◆ **Problem statement**
Report, as a bare number, how many lines hold "Secretary".

#### Provided material

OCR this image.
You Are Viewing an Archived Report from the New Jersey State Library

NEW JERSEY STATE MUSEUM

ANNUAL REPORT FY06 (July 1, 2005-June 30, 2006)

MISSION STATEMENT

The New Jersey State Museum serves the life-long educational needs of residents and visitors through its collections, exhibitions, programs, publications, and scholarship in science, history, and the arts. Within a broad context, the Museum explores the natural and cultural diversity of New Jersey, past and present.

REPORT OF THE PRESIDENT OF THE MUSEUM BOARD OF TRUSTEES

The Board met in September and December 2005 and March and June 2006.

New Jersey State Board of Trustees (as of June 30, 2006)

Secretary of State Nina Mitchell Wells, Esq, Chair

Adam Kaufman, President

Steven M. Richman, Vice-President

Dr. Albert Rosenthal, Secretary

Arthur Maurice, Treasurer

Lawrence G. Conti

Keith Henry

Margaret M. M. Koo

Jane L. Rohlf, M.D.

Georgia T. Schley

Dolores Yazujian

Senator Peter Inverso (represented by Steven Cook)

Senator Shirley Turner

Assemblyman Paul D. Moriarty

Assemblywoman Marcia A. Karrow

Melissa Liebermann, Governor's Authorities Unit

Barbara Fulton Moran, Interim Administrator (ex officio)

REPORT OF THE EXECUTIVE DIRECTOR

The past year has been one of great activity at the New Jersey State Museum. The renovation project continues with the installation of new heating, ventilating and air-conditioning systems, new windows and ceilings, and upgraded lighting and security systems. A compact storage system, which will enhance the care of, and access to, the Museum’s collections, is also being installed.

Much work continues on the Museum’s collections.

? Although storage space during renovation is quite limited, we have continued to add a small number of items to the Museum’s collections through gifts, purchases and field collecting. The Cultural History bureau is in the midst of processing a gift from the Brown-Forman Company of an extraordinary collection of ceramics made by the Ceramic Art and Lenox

########

◆ **Exercise solution**
2